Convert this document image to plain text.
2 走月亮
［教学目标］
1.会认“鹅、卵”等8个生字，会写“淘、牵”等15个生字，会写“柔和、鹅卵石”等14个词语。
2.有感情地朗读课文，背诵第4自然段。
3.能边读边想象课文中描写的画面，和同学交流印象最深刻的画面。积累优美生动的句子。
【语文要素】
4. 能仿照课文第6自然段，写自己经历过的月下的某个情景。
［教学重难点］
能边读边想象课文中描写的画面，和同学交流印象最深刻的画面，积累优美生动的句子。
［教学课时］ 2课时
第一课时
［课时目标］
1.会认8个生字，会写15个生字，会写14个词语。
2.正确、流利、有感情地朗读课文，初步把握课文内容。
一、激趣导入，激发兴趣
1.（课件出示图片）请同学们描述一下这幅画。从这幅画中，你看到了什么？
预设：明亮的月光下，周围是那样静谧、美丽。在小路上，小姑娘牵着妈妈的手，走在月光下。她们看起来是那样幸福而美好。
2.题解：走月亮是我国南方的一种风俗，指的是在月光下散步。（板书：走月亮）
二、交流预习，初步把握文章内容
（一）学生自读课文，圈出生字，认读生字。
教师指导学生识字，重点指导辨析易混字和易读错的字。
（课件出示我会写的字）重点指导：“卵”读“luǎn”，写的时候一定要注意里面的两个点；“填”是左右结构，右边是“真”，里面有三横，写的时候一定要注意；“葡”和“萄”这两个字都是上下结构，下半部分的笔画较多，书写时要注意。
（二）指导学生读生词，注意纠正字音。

※ ※ ※

### [Brief]
In the entries above, find lines with "积累优美生动的句子" and copy each.

### [Task response]
3.能边读边想象课文中描写的画面，和同学交流印象最深刻的画面。积累优美生动的句子。
能边读边想象课文中描写的画面，和同学交流印象最深刻的画面，积累优美生动的句子。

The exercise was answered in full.